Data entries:
--*--
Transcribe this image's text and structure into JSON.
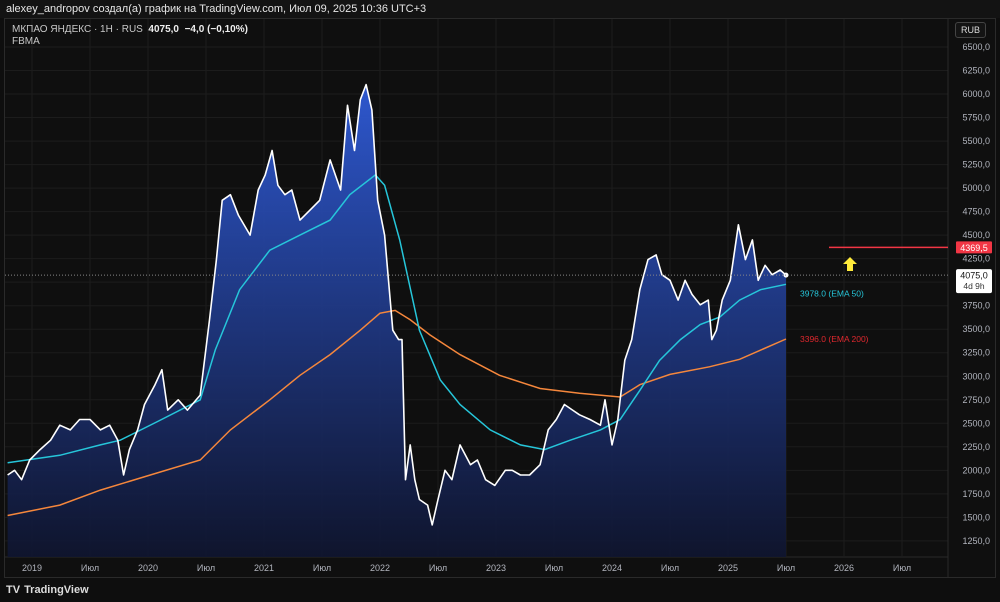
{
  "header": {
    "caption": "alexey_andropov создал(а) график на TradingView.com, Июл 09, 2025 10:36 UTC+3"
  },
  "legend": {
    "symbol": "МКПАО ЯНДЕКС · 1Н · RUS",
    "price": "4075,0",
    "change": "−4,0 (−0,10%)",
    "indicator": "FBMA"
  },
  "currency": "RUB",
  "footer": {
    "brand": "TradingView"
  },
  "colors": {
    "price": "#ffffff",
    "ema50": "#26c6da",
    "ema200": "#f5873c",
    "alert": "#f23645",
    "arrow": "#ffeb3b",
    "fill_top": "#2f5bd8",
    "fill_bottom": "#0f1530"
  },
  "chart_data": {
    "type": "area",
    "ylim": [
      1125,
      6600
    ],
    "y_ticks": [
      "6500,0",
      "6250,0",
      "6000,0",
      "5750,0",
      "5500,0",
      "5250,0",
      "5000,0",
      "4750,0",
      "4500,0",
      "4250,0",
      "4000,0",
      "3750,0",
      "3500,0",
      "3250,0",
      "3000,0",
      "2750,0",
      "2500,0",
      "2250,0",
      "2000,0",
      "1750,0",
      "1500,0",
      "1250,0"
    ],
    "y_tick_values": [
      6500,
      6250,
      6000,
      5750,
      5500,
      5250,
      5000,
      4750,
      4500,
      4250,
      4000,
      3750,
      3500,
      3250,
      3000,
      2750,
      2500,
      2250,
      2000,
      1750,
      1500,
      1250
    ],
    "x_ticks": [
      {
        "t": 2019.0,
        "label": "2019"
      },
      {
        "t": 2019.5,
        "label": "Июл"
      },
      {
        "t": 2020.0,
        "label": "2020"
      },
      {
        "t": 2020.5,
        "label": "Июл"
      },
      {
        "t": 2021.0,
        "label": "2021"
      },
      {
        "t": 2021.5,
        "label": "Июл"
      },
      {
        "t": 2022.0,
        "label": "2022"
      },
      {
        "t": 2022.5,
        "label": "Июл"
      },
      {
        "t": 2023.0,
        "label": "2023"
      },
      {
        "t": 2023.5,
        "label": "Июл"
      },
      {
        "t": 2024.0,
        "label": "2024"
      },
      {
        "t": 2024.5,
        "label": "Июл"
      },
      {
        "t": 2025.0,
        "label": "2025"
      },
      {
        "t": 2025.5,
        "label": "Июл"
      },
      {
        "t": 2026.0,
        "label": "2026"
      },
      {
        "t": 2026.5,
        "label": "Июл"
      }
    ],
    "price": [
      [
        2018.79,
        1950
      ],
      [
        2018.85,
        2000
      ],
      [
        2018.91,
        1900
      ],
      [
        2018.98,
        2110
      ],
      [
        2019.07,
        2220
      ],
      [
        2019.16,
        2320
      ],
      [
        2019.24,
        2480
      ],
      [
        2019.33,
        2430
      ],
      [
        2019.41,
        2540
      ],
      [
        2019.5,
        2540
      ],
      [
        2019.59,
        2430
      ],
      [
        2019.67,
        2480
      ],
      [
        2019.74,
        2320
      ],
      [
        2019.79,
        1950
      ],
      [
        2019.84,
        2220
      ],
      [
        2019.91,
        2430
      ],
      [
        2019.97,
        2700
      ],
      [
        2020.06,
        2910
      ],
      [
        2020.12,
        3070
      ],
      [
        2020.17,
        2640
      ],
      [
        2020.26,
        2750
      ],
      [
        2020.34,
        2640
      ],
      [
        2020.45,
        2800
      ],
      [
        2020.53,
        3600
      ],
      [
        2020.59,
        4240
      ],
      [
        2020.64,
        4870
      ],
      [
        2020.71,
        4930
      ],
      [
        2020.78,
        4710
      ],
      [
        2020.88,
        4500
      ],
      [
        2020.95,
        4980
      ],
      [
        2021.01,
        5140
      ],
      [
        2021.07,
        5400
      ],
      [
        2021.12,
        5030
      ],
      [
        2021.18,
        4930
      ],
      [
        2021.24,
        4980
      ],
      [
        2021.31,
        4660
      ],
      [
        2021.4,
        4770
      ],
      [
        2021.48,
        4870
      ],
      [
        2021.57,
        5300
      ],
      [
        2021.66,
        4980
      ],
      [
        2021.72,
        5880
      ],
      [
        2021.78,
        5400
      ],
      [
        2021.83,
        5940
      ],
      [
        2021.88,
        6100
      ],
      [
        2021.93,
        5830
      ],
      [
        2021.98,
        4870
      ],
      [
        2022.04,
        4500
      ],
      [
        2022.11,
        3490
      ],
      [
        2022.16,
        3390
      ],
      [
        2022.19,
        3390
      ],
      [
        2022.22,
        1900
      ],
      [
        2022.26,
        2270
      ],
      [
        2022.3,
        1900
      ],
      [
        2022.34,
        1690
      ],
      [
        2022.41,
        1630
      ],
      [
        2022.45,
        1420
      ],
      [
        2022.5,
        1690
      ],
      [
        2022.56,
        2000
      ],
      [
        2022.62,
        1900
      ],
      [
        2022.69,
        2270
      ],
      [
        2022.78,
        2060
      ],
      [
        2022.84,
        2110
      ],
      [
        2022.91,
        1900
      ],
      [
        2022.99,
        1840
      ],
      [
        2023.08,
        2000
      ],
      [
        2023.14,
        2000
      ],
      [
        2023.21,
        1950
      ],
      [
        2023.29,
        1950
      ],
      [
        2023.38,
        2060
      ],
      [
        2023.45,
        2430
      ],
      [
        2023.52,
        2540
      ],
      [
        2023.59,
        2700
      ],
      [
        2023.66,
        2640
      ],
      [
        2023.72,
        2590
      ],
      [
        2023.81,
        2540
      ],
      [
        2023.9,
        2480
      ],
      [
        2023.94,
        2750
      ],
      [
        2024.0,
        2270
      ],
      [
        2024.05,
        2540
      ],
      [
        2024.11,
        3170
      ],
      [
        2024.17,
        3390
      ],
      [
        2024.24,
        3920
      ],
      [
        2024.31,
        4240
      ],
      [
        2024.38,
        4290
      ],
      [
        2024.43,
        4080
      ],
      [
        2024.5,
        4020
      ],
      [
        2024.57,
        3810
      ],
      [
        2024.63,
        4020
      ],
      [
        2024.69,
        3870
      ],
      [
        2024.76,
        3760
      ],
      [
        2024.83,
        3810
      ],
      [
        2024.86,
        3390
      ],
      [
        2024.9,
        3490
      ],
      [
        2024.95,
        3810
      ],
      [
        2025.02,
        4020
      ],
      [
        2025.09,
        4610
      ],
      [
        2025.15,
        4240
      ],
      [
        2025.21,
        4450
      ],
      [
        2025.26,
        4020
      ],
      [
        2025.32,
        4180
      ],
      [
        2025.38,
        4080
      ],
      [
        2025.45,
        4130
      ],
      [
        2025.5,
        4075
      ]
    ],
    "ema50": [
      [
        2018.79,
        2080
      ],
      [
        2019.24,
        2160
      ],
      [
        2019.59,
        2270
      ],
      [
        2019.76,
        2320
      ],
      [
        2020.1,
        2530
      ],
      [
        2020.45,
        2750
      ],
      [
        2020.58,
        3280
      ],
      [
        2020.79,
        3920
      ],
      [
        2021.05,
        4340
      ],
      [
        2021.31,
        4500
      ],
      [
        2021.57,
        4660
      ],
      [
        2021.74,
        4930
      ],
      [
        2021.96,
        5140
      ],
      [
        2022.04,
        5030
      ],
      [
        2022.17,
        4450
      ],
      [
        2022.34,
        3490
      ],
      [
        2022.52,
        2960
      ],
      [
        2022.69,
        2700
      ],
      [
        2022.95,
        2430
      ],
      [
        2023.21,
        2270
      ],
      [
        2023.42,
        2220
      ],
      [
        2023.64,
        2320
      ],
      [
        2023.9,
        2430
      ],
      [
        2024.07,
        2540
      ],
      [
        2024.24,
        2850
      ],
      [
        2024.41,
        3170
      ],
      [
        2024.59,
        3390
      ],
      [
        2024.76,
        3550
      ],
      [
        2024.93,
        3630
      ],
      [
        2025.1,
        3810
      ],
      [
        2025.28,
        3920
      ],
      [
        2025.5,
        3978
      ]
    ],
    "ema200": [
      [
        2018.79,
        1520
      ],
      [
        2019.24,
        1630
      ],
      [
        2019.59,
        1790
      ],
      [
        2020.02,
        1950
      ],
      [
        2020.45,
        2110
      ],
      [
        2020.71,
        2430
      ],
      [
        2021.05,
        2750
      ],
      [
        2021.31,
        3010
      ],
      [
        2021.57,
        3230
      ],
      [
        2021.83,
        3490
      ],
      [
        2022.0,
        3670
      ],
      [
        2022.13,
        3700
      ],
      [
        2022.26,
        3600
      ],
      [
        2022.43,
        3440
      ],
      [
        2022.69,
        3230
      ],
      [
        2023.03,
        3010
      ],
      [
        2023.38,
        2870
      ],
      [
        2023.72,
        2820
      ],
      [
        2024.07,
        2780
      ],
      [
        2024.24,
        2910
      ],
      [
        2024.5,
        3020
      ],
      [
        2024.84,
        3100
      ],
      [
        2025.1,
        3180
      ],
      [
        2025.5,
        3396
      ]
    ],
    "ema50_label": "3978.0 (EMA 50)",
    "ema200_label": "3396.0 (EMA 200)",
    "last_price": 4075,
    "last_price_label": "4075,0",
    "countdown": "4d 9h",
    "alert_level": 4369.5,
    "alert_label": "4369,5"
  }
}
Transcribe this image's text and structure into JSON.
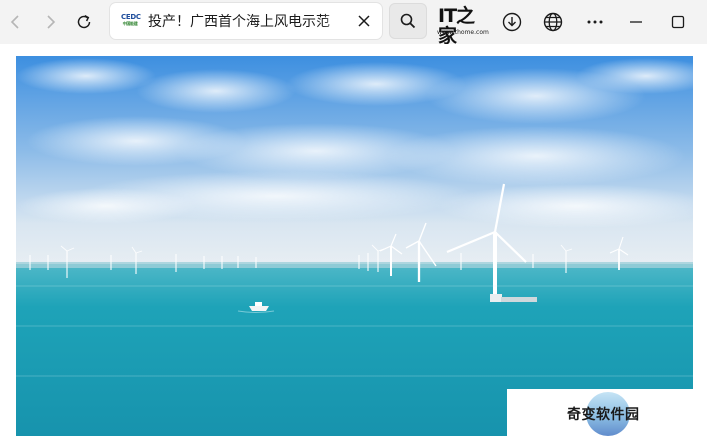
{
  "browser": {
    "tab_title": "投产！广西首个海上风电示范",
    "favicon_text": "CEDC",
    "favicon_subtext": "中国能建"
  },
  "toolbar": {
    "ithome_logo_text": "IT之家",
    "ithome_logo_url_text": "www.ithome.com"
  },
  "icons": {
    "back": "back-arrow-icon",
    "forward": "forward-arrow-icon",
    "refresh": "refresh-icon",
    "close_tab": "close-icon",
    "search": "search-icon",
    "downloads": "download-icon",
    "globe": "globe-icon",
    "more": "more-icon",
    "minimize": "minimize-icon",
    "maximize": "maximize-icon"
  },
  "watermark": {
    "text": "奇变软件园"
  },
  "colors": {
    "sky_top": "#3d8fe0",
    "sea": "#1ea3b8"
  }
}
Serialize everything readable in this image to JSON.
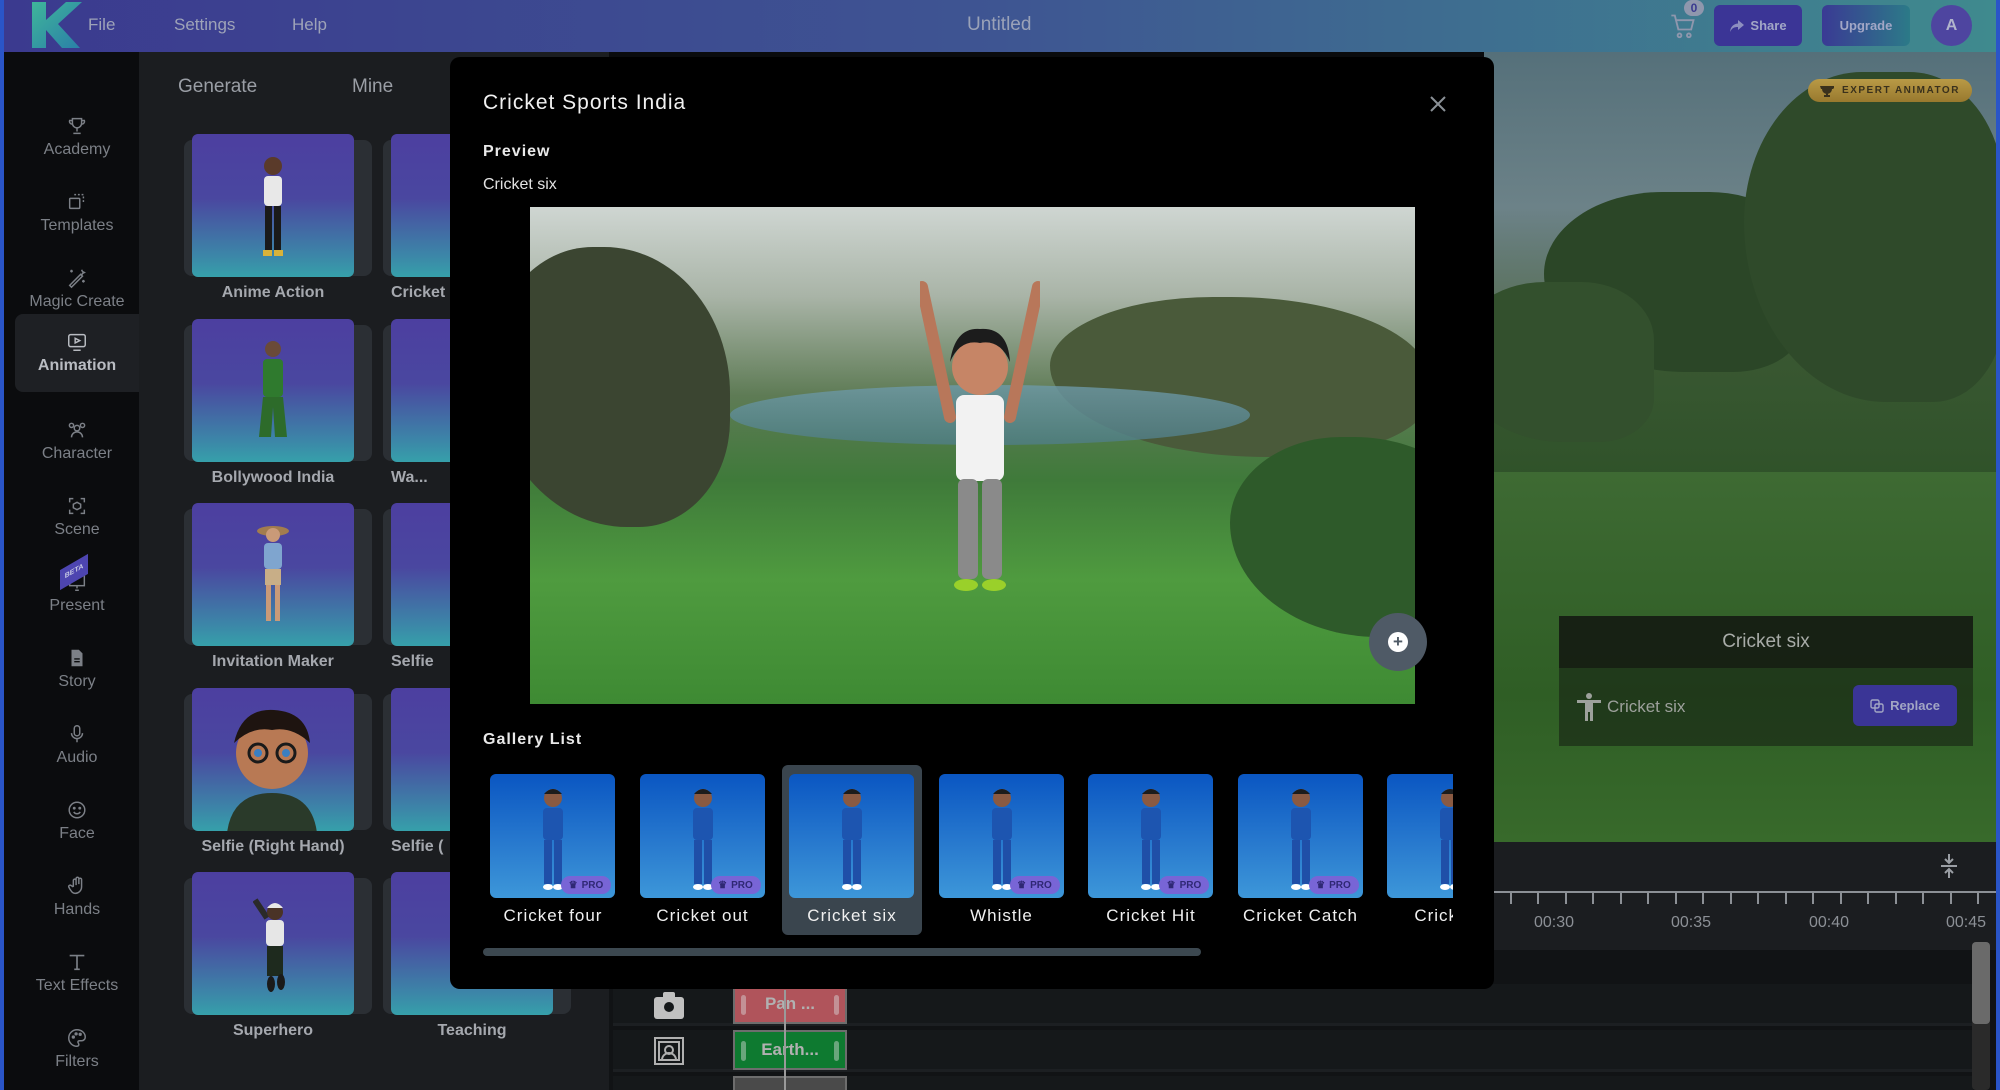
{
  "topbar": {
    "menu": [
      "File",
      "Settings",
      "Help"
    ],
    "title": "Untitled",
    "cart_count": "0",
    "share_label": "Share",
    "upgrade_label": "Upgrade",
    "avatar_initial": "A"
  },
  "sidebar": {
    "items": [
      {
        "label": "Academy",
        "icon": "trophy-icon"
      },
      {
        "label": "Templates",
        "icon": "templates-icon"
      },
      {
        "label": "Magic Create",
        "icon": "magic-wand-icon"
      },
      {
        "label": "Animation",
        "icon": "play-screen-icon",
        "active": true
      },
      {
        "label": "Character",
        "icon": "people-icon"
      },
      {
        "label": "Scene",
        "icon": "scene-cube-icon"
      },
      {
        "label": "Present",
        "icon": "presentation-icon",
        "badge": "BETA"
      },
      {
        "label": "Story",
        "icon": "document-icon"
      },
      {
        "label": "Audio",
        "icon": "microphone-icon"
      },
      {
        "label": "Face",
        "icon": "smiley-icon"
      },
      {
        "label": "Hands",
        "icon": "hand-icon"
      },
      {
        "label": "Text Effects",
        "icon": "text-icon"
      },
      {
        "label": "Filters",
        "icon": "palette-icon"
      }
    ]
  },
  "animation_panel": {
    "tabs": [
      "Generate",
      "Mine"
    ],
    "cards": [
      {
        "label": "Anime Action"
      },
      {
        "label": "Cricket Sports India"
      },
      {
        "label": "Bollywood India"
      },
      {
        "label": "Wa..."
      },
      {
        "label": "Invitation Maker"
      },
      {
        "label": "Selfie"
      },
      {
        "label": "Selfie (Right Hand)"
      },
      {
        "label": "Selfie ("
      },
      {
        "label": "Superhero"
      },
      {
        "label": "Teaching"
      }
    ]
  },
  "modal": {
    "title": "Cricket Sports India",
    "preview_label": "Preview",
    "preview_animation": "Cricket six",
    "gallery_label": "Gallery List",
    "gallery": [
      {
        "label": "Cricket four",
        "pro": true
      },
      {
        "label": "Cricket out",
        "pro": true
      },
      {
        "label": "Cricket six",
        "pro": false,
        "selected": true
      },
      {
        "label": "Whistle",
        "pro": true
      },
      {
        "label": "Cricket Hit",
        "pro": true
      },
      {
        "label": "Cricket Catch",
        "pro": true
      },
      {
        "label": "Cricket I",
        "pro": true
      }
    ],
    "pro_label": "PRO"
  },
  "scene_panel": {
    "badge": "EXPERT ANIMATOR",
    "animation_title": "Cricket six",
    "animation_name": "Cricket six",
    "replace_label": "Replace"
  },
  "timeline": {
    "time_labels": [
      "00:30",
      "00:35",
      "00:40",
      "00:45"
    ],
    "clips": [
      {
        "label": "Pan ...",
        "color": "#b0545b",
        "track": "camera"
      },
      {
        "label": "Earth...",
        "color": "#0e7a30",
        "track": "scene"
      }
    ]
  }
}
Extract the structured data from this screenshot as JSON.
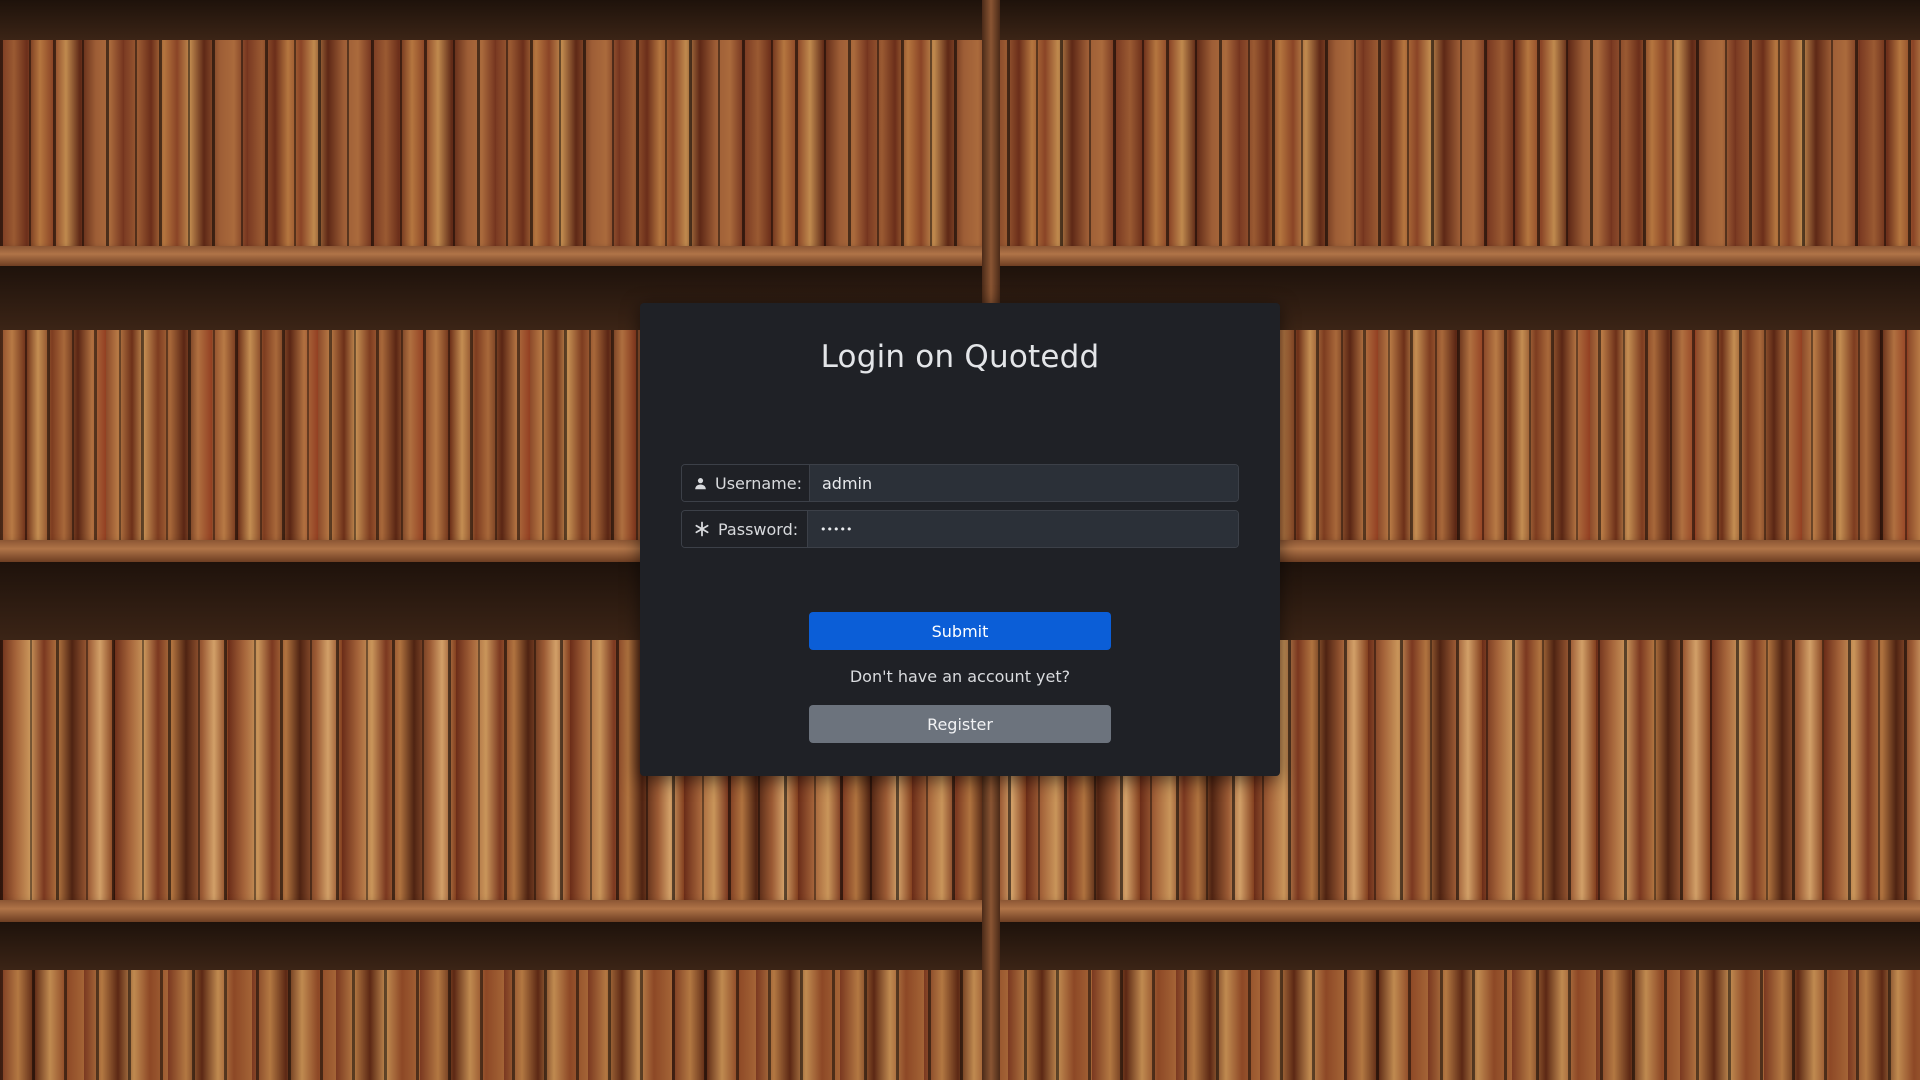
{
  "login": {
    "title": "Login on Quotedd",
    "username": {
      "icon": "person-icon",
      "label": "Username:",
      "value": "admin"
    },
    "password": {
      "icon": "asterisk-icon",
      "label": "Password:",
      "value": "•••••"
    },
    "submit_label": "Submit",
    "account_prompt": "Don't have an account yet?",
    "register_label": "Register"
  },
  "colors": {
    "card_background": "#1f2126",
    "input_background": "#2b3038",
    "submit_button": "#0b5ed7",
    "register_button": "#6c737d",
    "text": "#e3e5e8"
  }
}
--*--
Directions for this task: Tally the lines of the listing in which the word "Cricket" occurs, and state the total alone.

Response: 11